→ Given problem: Could you write out the records below exactly as they appear, leaving out any pictures?

※ ※ ※

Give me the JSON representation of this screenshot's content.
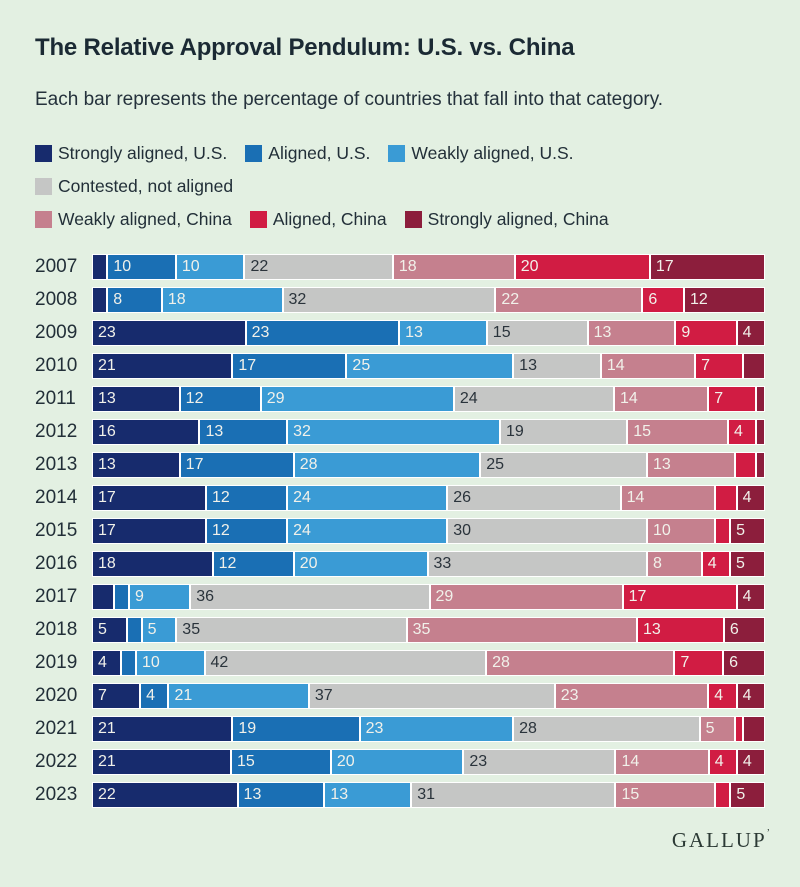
{
  "page": {
    "background_color": "#e3f0e2"
  },
  "header": {
    "title": "The Relative Approval Pendulum: U.S. vs. China",
    "subtitle": "Each bar represents the percentage of countries that fall into that category."
  },
  "legend": {
    "rows": [
      [
        {
          "label": "Strongly aligned, U.S.",
          "color": "#172b6d"
        },
        {
          "label": "Aligned, U.S.",
          "color": "#1a6fb4"
        },
        {
          "label": "Weakly aligned, U.S.",
          "color": "#3a9bd5"
        }
      ],
      [
        {
          "label": "Contested, not aligned",
          "color": "#c5c6c5"
        }
      ],
      [
        {
          "label": "Weakly aligned, China",
          "color": "#c5808e"
        },
        {
          "label": "Aligned, China",
          "color": "#d11c43"
        },
        {
          "label": "Strongly aligned, China",
          "color": "#8c1e3c"
        }
      ]
    ]
  },
  "chart_data": {
    "type": "bar",
    "stacked": true,
    "orientation": "horizontal",
    "unit": "percent of countries",
    "title": "The Relative Approval Pendulum: U.S. vs. China",
    "label_threshold": 4,
    "label_color_light": "#f1f1ea",
    "label_color_dark": "#2a333b",
    "categories": [
      "2007",
      "2008",
      "2009",
      "2010",
      "2011",
      "2012",
      "2013",
      "2014",
      "2015",
      "2016",
      "2017",
      "2018",
      "2019",
      "2020",
      "2021",
      "2022",
      "2023"
    ],
    "series": [
      {
        "name": "Strongly aligned, U.S.",
        "color": "#172b6d",
        "text": "light",
        "values": [
          2,
          2,
          23,
          21,
          13,
          16,
          13,
          17,
          17,
          18,
          3,
          5,
          4,
          7,
          21,
          21,
          22
        ]
      },
      {
        "name": "Aligned, U.S.",
        "color": "#1a6fb4",
        "text": "light",
        "values": [
          10,
          8,
          23,
          17,
          12,
          13,
          17,
          12,
          12,
          12,
          2,
          2,
          2,
          4,
          19,
          15,
          13
        ]
      },
      {
        "name": "Weakly aligned, U.S.",
        "color": "#3a9bd5",
        "text": "light",
        "values": [
          10,
          18,
          13,
          25,
          29,
          32,
          28,
          24,
          24,
          20,
          9,
          5,
          10,
          21,
          23,
          20,
          13
        ]
      },
      {
        "name": "Contested, not aligned",
        "color": "#c5c6c5",
        "text": "dark",
        "values": [
          22,
          32,
          15,
          13,
          24,
          19,
          25,
          26,
          30,
          33,
          36,
          35,
          42,
          37,
          28,
          23,
          31
        ]
      },
      {
        "name": "Weakly aligned, China",
        "color": "#c5808e",
        "text": "light",
        "values": [
          18,
          22,
          13,
          14,
          14,
          15,
          13,
          14,
          10,
          8,
          29,
          35,
          28,
          23,
          5,
          14,
          15
        ]
      },
      {
        "name": "Aligned, China",
        "color": "#d11c43",
        "text": "light",
        "values": [
          20,
          6,
          9,
          7,
          7,
          4,
          3,
          3,
          2,
          4,
          17,
          13,
          7,
          4,
          1,
          4,
          2
        ]
      },
      {
        "name": "Strongly aligned, China",
        "color": "#8c1e3c",
        "text": "light",
        "values": [
          17,
          12,
          4,
          3,
          1,
          1,
          1,
          4,
          5,
          5,
          4,
          6,
          6,
          4,
          3,
          4,
          5
        ]
      }
    ]
  },
  "footer": {
    "brand": "GALLUP",
    "trademark": "’"
  }
}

※ ※ ※

→ Answer to the task:
Give me the JSON representation of this screenshot's content.
{
  "page": {
    "background_color": "#e3f0e2"
  },
  "header": {
    "title": "The Relative Approval Pendulum: U.S. vs. China",
    "subtitle": "Each bar represents the percentage of countries that fall into that category."
  },
  "legend": {
    "rows": [
      [
        {
          "label": "Strongly aligned, U.S.",
          "color": "#172b6d"
        },
        {
          "label": "Aligned, U.S.",
          "color": "#1a6fb4"
        },
        {
          "label": "Weakly aligned, U.S.",
          "color": "#3a9bd5"
        }
      ],
      [
        {
          "label": "Contested, not aligned",
          "color": "#c5c6c5"
        }
      ],
      [
        {
          "label": "Weakly aligned, China",
          "color": "#c5808e"
        },
        {
          "label": "Aligned, China",
          "color": "#d11c43"
        },
        {
          "label": "Strongly aligned, China",
          "color": "#8c1e3c"
        }
      ]
    ]
  },
  "chart_data": {
    "type": "bar",
    "stacked": true,
    "orientation": "horizontal",
    "unit": "percent of countries",
    "title": "The Relative Approval Pendulum: U.S. vs. China",
    "label_threshold": 4,
    "label_color_light": "#f1f1ea",
    "label_color_dark": "#2a333b",
    "categories": [
      "2007",
      "2008",
      "2009",
      "2010",
      "2011",
      "2012",
      "2013",
      "2014",
      "2015",
      "2016",
      "2017",
      "2018",
      "2019",
      "2020",
      "2021",
      "2022",
      "2023"
    ],
    "series": [
      {
        "name": "Strongly aligned, U.S.",
        "color": "#172b6d",
        "text": "light",
        "values": [
          2,
          2,
          23,
          21,
          13,
          16,
          13,
          17,
          17,
          18,
          3,
          5,
          4,
          7,
          21,
          21,
          22
        ]
      },
      {
        "name": "Aligned, U.S.",
        "color": "#1a6fb4",
        "text": "light",
        "values": [
          10,
          8,
          23,
          17,
          12,
          13,
          17,
          12,
          12,
          12,
          2,
          2,
          2,
          4,
          19,
          15,
          13
        ]
      },
      {
        "name": "Weakly aligned, U.S.",
        "color": "#3a9bd5",
        "text": "light",
        "values": [
          10,
          18,
          13,
          25,
          29,
          32,
          28,
          24,
          24,
          20,
          9,
          5,
          10,
          21,
          23,
          20,
          13
        ]
      },
      {
        "name": "Contested, not aligned",
        "color": "#c5c6c5",
        "text": "dark",
        "values": [
          22,
          32,
          15,
          13,
          24,
          19,
          25,
          26,
          30,
          33,
          36,
          35,
          42,
          37,
          28,
          23,
          31
        ]
      },
      {
        "name": "Weakly aligned, China",
        "color": "#c5808e",
        "text": "light",
        "values": [
          18,
          22,
          13,
          14,
          14,
          15,
          13,
          14,
          10,
          8,
          29,
          35,
          28,
          23,
          5,
          14,
          15
        ]
      },
      {
        "name": "Aligned, China",
        "color": "#d11c43",
        "text": "light",
        "values": [
          20,
          6,
          9,
          7,
          7,
          4,
          3,
          3,
          2,
          4,
          17,
          13,
          7,
          4,
          1,
          4,
          2
        ]
      },
      {
        "name": "Strongly aligned, China",
        "color": "#8c1e3c",
        "text": "light",
        "values": [
          17,
          12,
          4,
          3,
          1,
          1,
          1,
          4,
          5,
          5,
          4,
          6,
          6,
          4,
          3,
          4,
          5
        ]
      }
    ]
  },
  "footer": {
    "brand": "GALLUP",
    "trademark": "’"
  }
}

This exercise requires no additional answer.